__Given task__
Write out the data again exactly, skipping every picture.

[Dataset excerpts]

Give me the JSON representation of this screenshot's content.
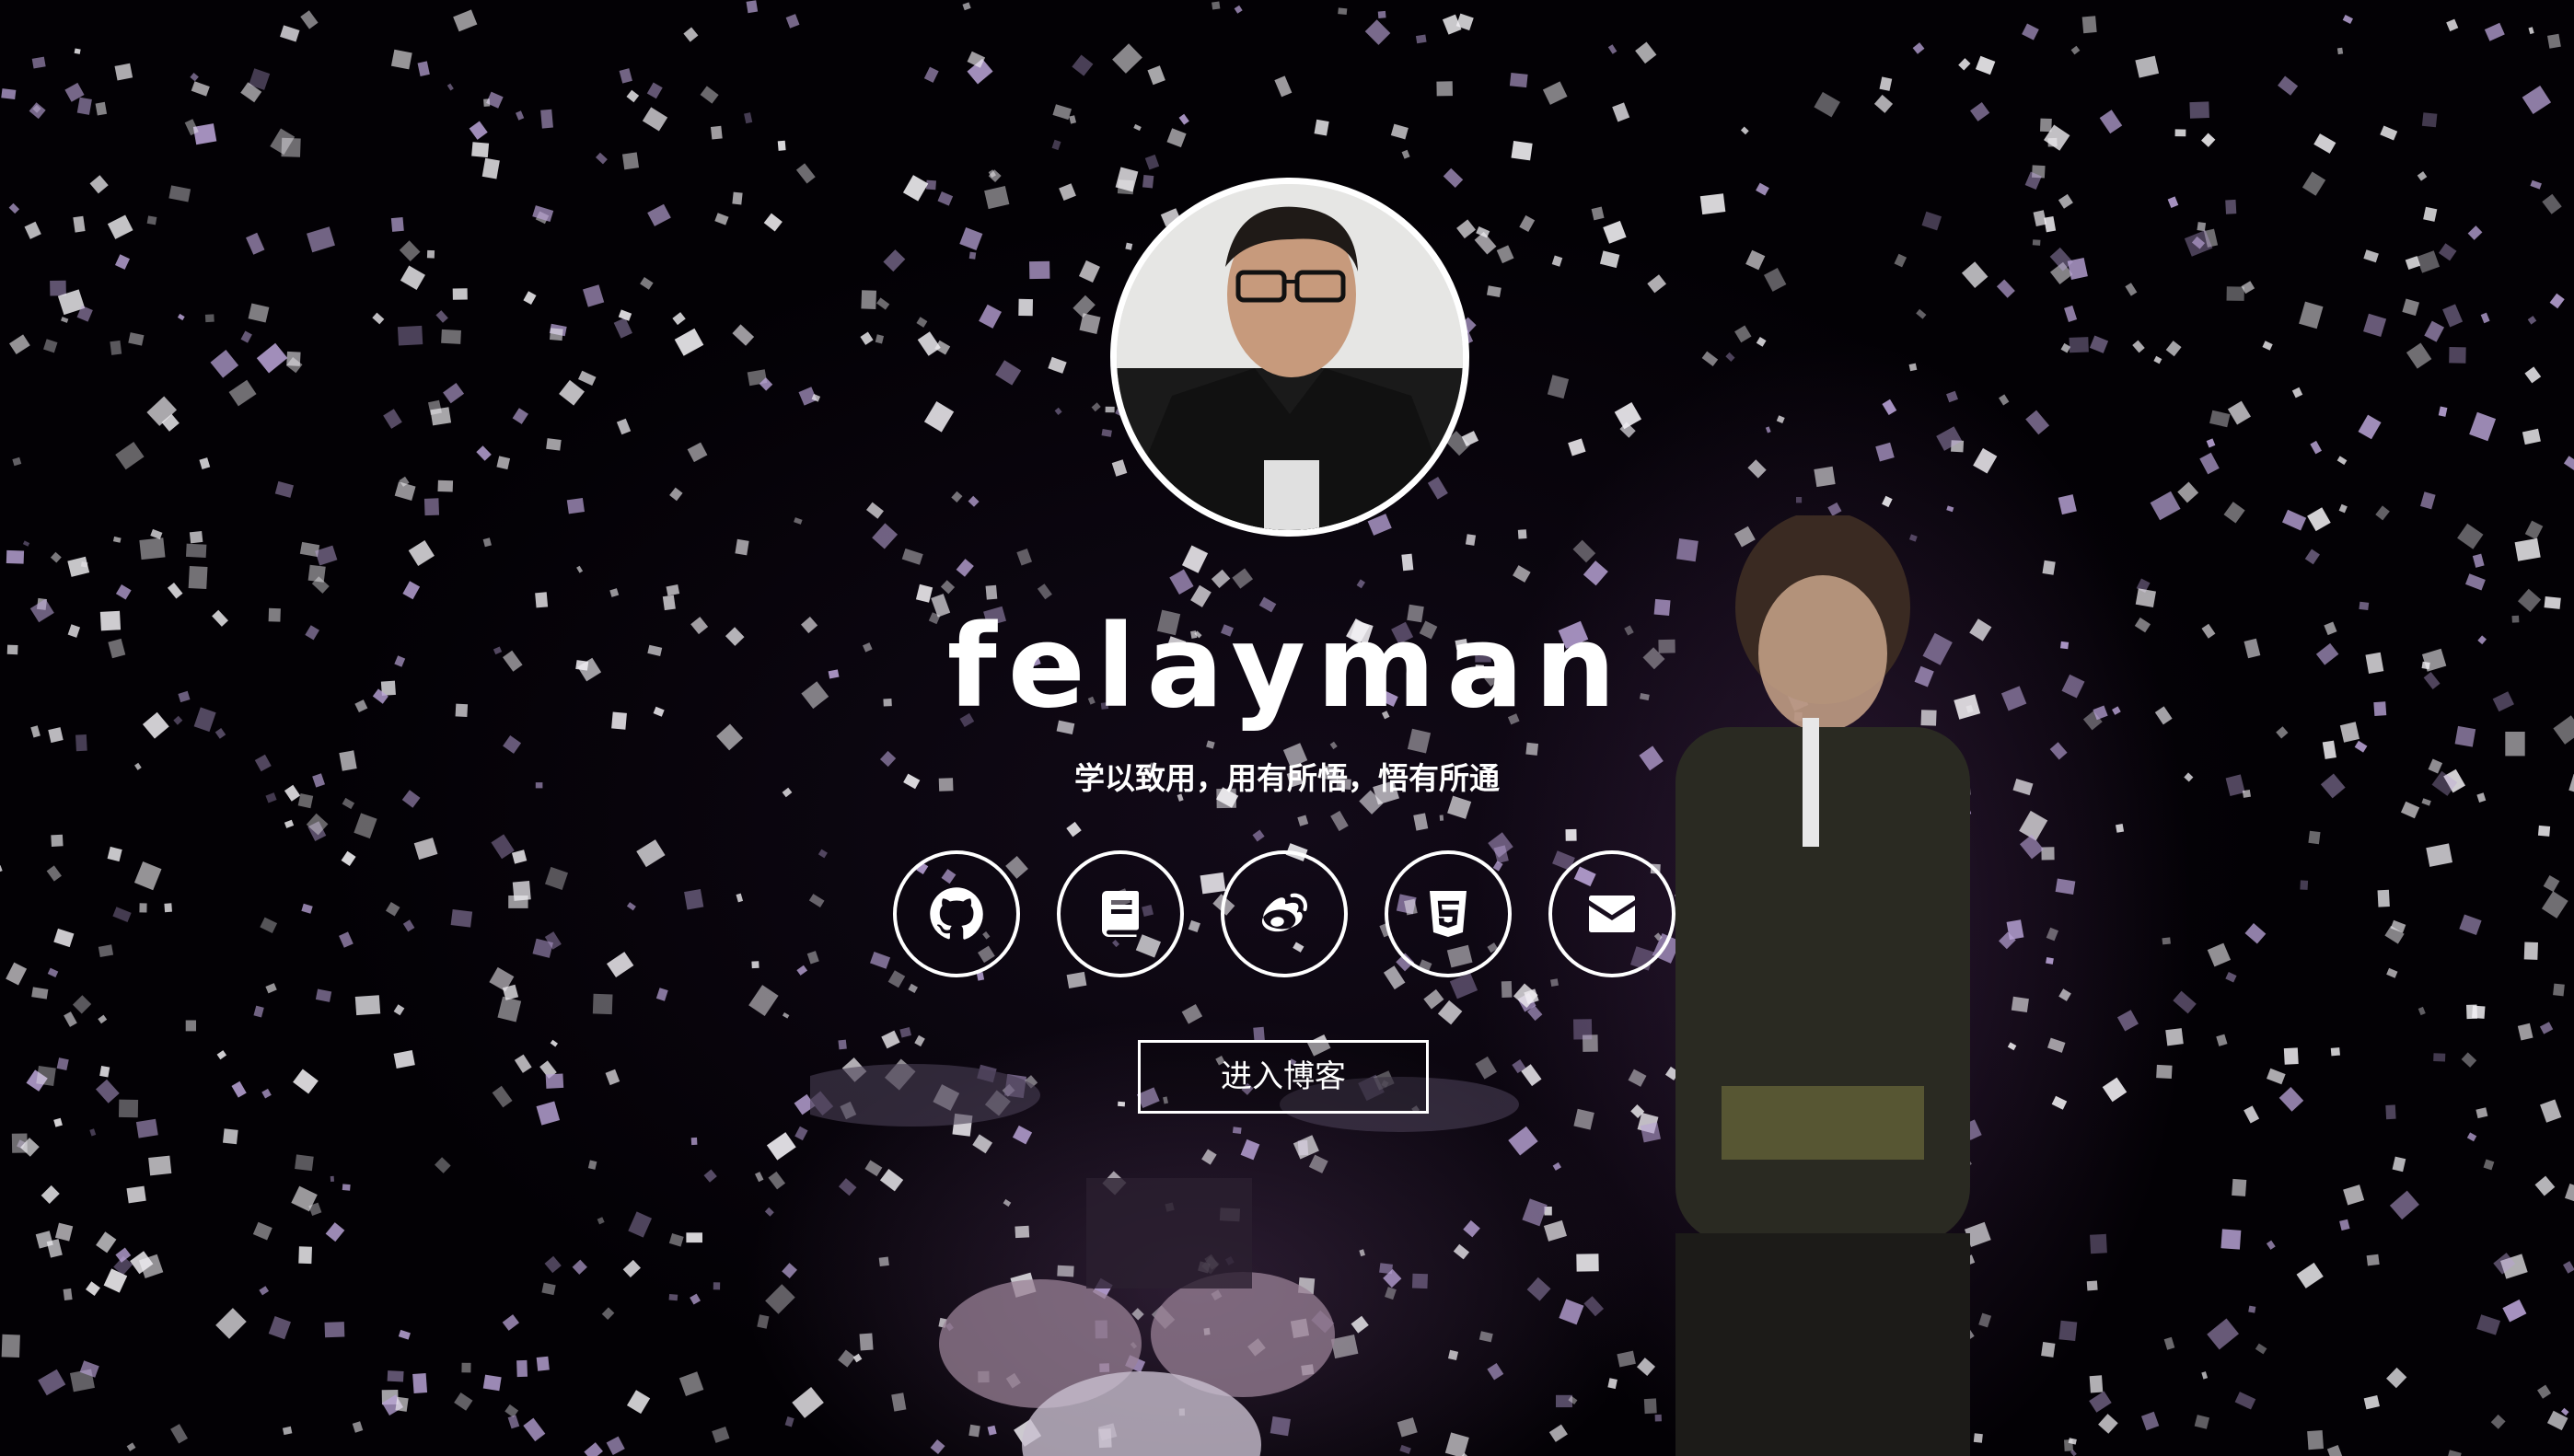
{
  "profile": {
    "name": "felayman",
    "motto": "学以致用，用有所悟，悟有所通"
  },
  "social_links": [
    {
      "icon": "github-icon"
    },
    {
      "icon": "book-icon"
    },
    {
      "icon": "weibo-icon"
    },
    {
      "icon": "html5-icon"
    },
    {
      "icon": "envelope-icon"
    }
  ],
  "enter_button": {
    "label": "进入博客"
  },
  "colors": {
    "background": "#000000",
    "foreground": "#ffffff",
    "confetti_white": "#f2f0f4",
    "confetti_purple": "#b9a3d6"
  }
}
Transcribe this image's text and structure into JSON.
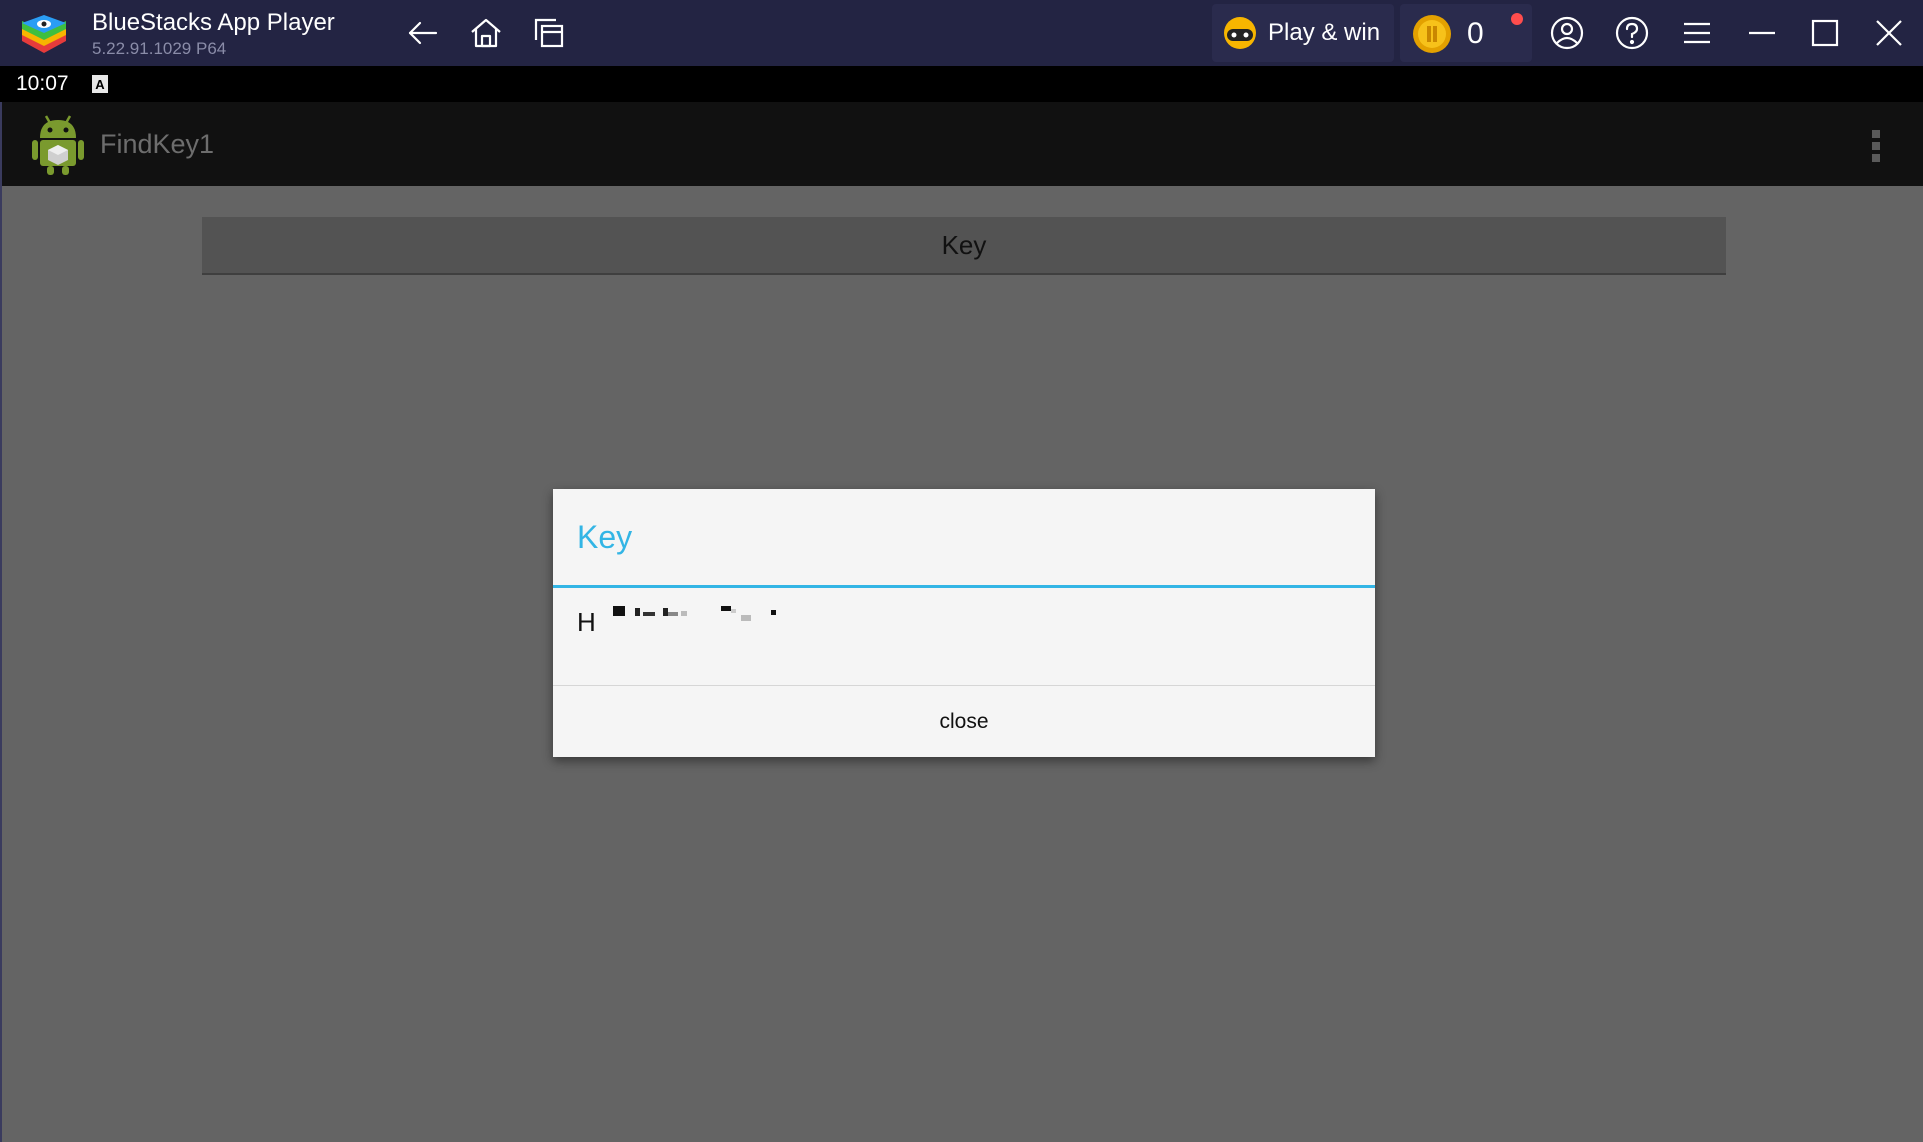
{
  "titlebar": {
    "title": "BlueStacks App Player",
    "version": "5.22.91.1029  P64",
    "play_win_label": "Play & win",
    "coin_count": "0",
    "icons": [
      "back-arrow-icon",
      "home-icon",
      "multi-instance-icon",
      "account-icon",
      "help-icon",
      "menu-icon",
      "minimize-icon",
      "maximize-icon",
      "close-icon"
    ]
  },
  "statusbar": {
    "time": "10:07",
    "indicator": "A"
  },
  "appbar": {
    "app_name": "FindKey1"
  },
  "content": {
    "key_button_label": "Key"
  },
  "dialog": {
    "title": "Key",
    "message_visible": "H",
    "close_label": "close"
  },
  "colors": {
    "titlebar_bg": "#232443",
    "accent": "#33b5e5",
    "content_bg": "#646464",
    "dialog_bg": "#f5f5f5",
    "notification_dot": "#ff4d4d"
  }
}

__Solution to this problem__
Give me the JSON representation of this screenshot's content.
{
  "profile": {
    "name": "felayman",
    "motto": "学以致用，用有所悟，悟有所通"
  },
  "social_links": [
    {
      "icon": "github-icon"
    },
    {
      "icon": "book-icon"
    },
    {
      "icon": "weibo-icon"
    },
    {
      "icon": "html5-icon"
    },
    {
      "icon": "envelope-icon"
    }
  ],
  "enter_button": {
    "label": "进入博客"
  },
  "colors": {
    "background": "#000000",
    "foreground": "#ffffff",
    "confetti_white": "#f2f0f4",
    "confetti_purple": "#b9a3d6"
  }
}
Transcribe this image's text and structure into JSON.
{
  "titlebar": {
    "title": "BlueStacks App Player",
    "version": "5.22.91.1029  P64",
    "play_win_label": "Play & win",
    "coin_count": "0",
    "icons": [
      "back-arrow-icon",
      "home-icon",
      "multi-instance-icon",
      "account-icon",
      "help-icon",
      "menu-icon",
      "minimize-icon",
      "maximize-icon",
      "close-icon"
    ]
  },
  "statusbar": {
    "time": "10:07",
    "indicator": "A"
  },
  "appbar": {
    "app_name": "FindKey1"
  },
  "content": {
    "key_button_label": "Key"
  },
  "dialog": {
    "title": "Key",
    "message_visible": "H",
    "close_label": "close"
  },
  "colors": {
    "titlebar_bg": "#232443",
    "accent": "#33b5e5",
    "content_bg": "#646464",
    "dialog_bg": "#f5f5f5",
    "notification_dot": "#ff4d4d"
  }
}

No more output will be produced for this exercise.